▸ **WHAT THE EXERCISE ASKS**: Make a verbatim copy of the entries below; pictures stay out.
BEGIN MATERIALS PROVIDED
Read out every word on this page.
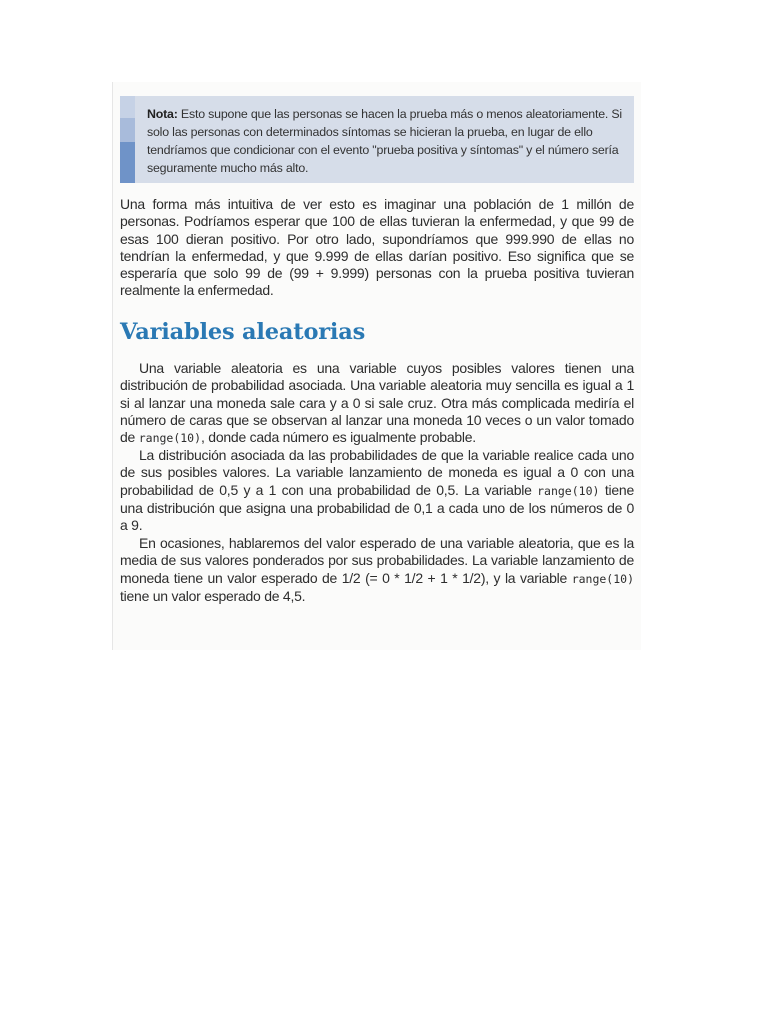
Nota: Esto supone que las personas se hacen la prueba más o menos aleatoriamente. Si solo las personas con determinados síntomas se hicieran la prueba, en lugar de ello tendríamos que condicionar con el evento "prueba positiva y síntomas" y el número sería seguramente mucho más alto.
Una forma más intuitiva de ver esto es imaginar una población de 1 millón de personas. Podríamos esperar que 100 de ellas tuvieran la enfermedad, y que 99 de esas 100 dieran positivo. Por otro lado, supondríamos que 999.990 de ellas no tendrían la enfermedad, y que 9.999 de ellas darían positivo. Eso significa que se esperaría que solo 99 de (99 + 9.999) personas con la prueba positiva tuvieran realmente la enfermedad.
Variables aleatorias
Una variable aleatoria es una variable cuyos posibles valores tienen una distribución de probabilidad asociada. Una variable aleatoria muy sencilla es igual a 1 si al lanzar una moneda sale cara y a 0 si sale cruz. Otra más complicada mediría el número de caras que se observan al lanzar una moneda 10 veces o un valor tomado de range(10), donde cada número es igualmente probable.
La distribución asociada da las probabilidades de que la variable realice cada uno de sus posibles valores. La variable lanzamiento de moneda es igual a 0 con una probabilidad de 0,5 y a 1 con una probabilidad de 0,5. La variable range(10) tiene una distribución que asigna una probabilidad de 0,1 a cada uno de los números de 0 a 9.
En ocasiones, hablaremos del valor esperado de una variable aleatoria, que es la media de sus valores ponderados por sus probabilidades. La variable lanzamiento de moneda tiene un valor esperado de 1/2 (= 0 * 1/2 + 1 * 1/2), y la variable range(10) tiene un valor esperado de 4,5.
END MATERIALS PROVIDED
▸ **ANSWER TO THE PROBLEM**:
Read out every word on this page.
Nota: Esto supone que las personas se hacen la prueba más o menos aleatoriamente. Si solo las personas con determinados síntomas se hicieran la prueba, en lugar de ello tendríamos que condicionar con el evento "prueba positiva y síntomas" y el número sería seguramente mucho más alto.
Una forma más intuitiva de ver esto es imaginar una población de 1 millón de personas. Podríamos esperar que 100 de ellas tuvieran la enfermedad, y que 99 de esas 100 dieran positivo. Por otro lado, supondríamos que 999.990 de ellas no tendrían la enfermedad, y que 9.999 de ellas darían positivo. Eso significa que se esperaría que solo 99 de (99 + 9.999) personas con la prueba positiva tuvieran realmente la enfermedad.
Variables aleatorias
Una variable aleatoria es una variable cuyos posibles valores tienen una distribución de probabilidad asociada. Una variable aleatoria muy sencilla es igual a 1 si al lanzar una moneda sale cara y a 0 si sale cruz. Otra más complicada mediría el número de caras que se observan al lanzar una moneda 10 veces o un valor tomado de range(10), donde cada número es igualmente probable.
La distribución asociada da las probabilidades de que la variable realice cada uno de sus posibles valores. La variable lanzamiento de moneda es igual a 0 con una probabilidad de 0,5 y a 1 con una probabilidad de 0,5. La variable range(10) tiene una distribución que asigna una probabilidad de 0,1 a cada uno de los números de 0 a 9.
En ocasiones, hablaremos del valor esperado de una variable aleatoria, que es la media de sus valores ponderados por sus probabilidades. La variable lanzamiento de moneda tiene un valor esperado de 1/2 (= 0 * 1/2 + 1 * 1/2), y la variable range(10) tiene un valor esperado de 4,5.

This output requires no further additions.